Work required. Skip every picture and transcribe the remaining material exactly.
----
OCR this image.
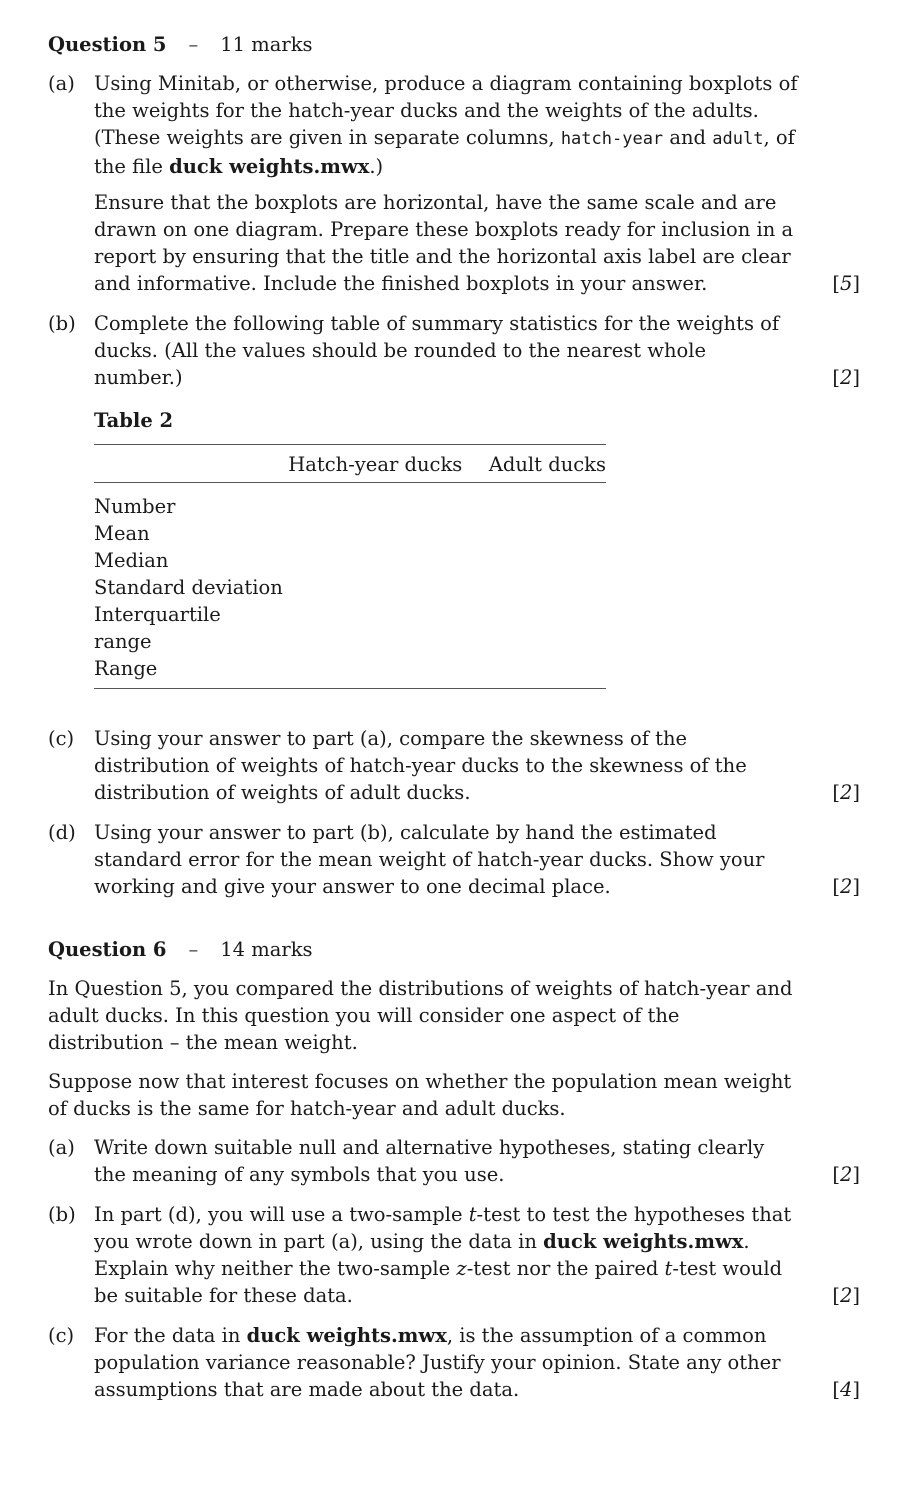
Question 5 – 11 marks
(a) Using Minitab, or otherwise, produce a diagram containing boxplots of the weights for the hatch-year ducks and the weights of the adults. (These weights are given in separate columns, hatch-year and adult, of the file duck weights.mwx.)
Ensure that the boxplots are horizontal, have the same scale and are drawn on one diagram. Prepare these boxplots ready for inclusion in a report by ensuring that the title and the horizontal axis label are clear and informative. Include the finished boxplots in your answer.	[5]
(b) Complete the following table of summary statistics for the weights of ducks. (All the values should be rounded to the nearest whole number.)	[2]
Table 2
	Hatch-year ducks	Adult ducks
Number		
Mean		
Median		
Standard deviation		
Interquartile range		
Range		

(c) Using your answer to part (a), compare the skewness of the distribution of weights of hatch-year ducks to the skewness of the distribution of weights of adult ducks.	[2]
(d) Using your answer to part (b), calculate by hand the estimated standard error for the mean weight of hatch-year ducks. Show your working and give your answer to one decimal place.	[2]
Question 6 – 14 marks
In Question 5, you compared the distributions of weights of hatch-year and adult ducks. In this question you will consider one aspect of the distribution – the mean weight.
Suppose now that interest focuses on whether the population mean weight of ducks is the same for hatch-year and adult ducks.
(a) Write down suitable null and alternative hypotheses, stating clearly the meaning of any symbols that you use.	[2]
(b) In part (d), you will use a two-sample t-test to test the hypotheses that you wrote down in part (a), using the data in duck weights.mwx. Explain why neither the two-sample z-test nor the paired t-test would be suitable for these data.	[2]
(c) For the data in duck weights.mwx, is the assumption of a common population variance reasonable? Justify your opinion. State any other assumptions that are made about the data.	[4]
----
Full solution.
OCR this image.
Question 5 – 11 marks
(a) Using Minitab, or otherwise, produce a diagram containing boxplots of the weights for the hatch-year ducks and the weights of the adults. (These weights are given in separate columns, hatch-year and adult, of the file duck weights.mwx.)
Ensure that the boxplots are horizontal, have the same scale and are drawn on one diagram. Prepare these boxplots ready for inclusion in a report by ensuring that the title and the horizontal axis label are clear and informative. Include the finished boxplots in your answer.	[5]
(b) Complete the following table of summary statistics for the weights of ducks. (All the values should be rounded to the nearest whole number.)	[2]
Table 2
	Hatch-year ducks	Adult ducks
Number		
Mean		
Median		
Standard deviation		
Interquartile range		
Range		

(c) Using your answer to part (a), compare the skewness of the distribution of weights of hatch-year ducks to the skewness of the distribution of weights of adult ducks.	[2]
(d) Using your answer to part (b), calculate by hand the estimated standard error for the mean weight of hatch-year ducks. Show your working and give your answer to one decimal place.	[2]
Question 6 – 14 marks
In Question 5, you compared the distributions of weights of hatch-year and adult ducks. In this question you will consider one aspect of the distribution – the mean weight.
Suppose now that interest focuses on whether the population mean weight of ducks is the same for hatch-year and adult ducks.
(a) Write down suitable null and alternative hypotheses, stating clearly the meaning of any symbols that you use.	[2]
(b) In part (d), you will use a two-sample t-test to test the hypotheses that you wrote down in part (a), using the data in duck weights.mwx. Explain why neither the two-sample z-test nor the paired t-test would be suitable for these data.	[2]
(c) For the data in duck weights.mwx, is the assumption of a common population variance reasonable? Justify your opinion. State any other assumptions that are made about the data.	[4]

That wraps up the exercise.